◆ Job
Print the whole listing exactly.

## BEGIN Extracted entries

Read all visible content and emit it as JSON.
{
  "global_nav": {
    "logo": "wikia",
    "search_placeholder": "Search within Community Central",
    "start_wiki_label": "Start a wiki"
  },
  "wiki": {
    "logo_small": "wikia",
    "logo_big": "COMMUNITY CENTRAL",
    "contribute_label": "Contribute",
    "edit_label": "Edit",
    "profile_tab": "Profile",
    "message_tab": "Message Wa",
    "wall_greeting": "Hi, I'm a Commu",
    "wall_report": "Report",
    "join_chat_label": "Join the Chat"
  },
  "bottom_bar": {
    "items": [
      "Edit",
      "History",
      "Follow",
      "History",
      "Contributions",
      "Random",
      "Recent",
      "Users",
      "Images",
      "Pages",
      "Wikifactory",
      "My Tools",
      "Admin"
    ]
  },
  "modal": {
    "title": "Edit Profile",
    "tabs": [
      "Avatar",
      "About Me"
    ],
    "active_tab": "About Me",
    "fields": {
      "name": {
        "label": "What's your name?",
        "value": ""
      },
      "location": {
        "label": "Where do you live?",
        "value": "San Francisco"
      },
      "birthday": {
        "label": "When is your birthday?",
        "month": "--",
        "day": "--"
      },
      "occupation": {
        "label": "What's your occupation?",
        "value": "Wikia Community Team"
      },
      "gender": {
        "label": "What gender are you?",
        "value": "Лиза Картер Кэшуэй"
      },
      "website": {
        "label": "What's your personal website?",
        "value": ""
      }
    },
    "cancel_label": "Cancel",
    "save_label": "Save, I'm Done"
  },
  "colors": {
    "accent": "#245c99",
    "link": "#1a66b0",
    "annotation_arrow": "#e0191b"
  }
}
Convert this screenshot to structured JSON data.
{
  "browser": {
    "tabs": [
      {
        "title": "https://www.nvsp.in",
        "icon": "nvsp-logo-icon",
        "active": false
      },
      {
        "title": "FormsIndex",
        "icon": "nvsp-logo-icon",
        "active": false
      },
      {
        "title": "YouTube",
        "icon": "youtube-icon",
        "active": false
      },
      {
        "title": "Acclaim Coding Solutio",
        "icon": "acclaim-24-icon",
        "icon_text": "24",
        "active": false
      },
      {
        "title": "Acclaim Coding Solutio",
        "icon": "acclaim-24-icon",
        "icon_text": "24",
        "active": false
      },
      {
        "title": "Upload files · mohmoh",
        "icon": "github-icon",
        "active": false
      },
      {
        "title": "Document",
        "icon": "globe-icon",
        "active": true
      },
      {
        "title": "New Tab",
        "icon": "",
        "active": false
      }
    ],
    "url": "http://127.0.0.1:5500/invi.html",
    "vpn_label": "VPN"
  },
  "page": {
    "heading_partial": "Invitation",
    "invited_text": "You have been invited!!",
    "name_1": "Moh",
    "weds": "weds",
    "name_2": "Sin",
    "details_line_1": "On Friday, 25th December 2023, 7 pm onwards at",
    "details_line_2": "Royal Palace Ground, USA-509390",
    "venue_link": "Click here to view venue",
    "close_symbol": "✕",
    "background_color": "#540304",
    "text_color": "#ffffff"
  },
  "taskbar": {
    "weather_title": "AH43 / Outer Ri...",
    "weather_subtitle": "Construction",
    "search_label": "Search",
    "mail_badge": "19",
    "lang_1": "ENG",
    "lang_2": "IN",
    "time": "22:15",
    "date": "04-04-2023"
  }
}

## END Extracted entries

◆ Full output
Read all visible content and emit it as JSON.
{
  "global_nav": {
    "logo": "wikia",
    "search_placeholder": "Search within Community Central",
    "start_wiki_label": "Start a wiki"
  },
  "wiki": {
    "logo_small": "wikia",
    "logo_big": "COMMUNITY CENTRAL",
    "contribute_label": "Contribute",
    "edit_label": "Edit",
    "profile_tab": "Profile",
    "message_tab": "Message Wa",
    "wall_greeting": "Hi, I'm a Commu",
    "wall_report": "Report",
    "join_chat_label": "Join the Chat"
  },
  "bottom_bar": {
    "items": [
      "Edit",
      "History",
      "Follow",
      "History",
      "Contributions",
      "Random",
      "Recent",
      "Users",
      "Images",
      "Pages",
      "Wikifactory",
      "My Tools",
      "Admin"
    ]
  },
  "modal": {
    "title": "Edit Profile",
    "tabs": [
      "Avatar",
      "About Me"
    ],
    "active_tab": "About Me",
    "fields": {
      "name": {
        "label": "What's your name?",
        "value": ""
      },
      "location": {
        "label": "Where do you live?",
        "value": "San Francisco"
      },
      "birthday": {
        "label": "When is your birthday?",
        "month": "--",
        "day": "--"
      },
      "occupation": {
        "label": "What's your occupation?",
        "value": "Wikia Community Team"
      },
      "gender": {
        "label": "What gender are you?",
        "value": "Лиза Картер Кэшуэй"
      },
      "website": {
        "label": "What's your personal website?",
        "value": ""
      }
    },
    "cancel_label": "Cancel",
    "save_label": "Save, I'm Done"
  },
  "colors": {
    "accent": "#245c99",
    "link": "#1a66b0",
    "annotation_arrow": "#e0191b"
  }
}
Convert this screenshot to structured JSON data.
{
  "browser": {
    "tabs": [
      {
        "title": "https://www.nvsp.in",
        "icon": "nvsp-logo-icon",
        "active": false
      },
      {
        "title": "FormsIndex",
        "icon": "nvsp-logo-icon",
        "active": false
      },
      {
        "title": "YouTube",
        "icon": "youtube-icon",
        "active": false
      },
      {
        "title": "Acclaim Coding Solutio",
        "icon": "acclaim-24-icon",
        "icon_text": "24",
        "active": false
      },
      {
        "title": "Acclaim Coding Solutio",
        "icon": "acclaim-24-icon",
        "icon_text": "24",
        "active": false
      },
      {
        "title": "Upload files · mohmoh",
        "icon": "github-icon",
        "active": false
      },
      {
        "title": "Document",
        "icon": "globe-icon",
        "active": true
      },
      {
        "title": "New Tab",
        "icon": "",
        "active": false
      }
    ],
    "url": "http://127.0.0.1:5500/invi.html",
    "vpn_label": "VPN"
  },
  "page": {
    "heading_partial": "Invitation",
    "invited_text": "You have been invited!!",
    "name_1": "Moh",
    "weds": "weds",
    "name_2": "Sin",
    "details_line_1": "On Friday, 25th December 2023, 7 pm onwards at",
    "details_line_2": "Royal Palace Ground, USA-509390",
    "venue_link": "Click here to view venue",
    "close_symbol": "✕",
    "background_color": "#540304",
    "text_color": "#ffffff"
  },
  "taskbar": {
    "weather_title": "AH43 / Outer Ri...",
    "weather_subtitle": "Construction",
    "search_label": "Search",
    "mail_badge": "19",
    "lang_1": "ENG",
    "lang_2": "IN",
    "time": "22:15",
    "date": "04-04-2023"
  }
}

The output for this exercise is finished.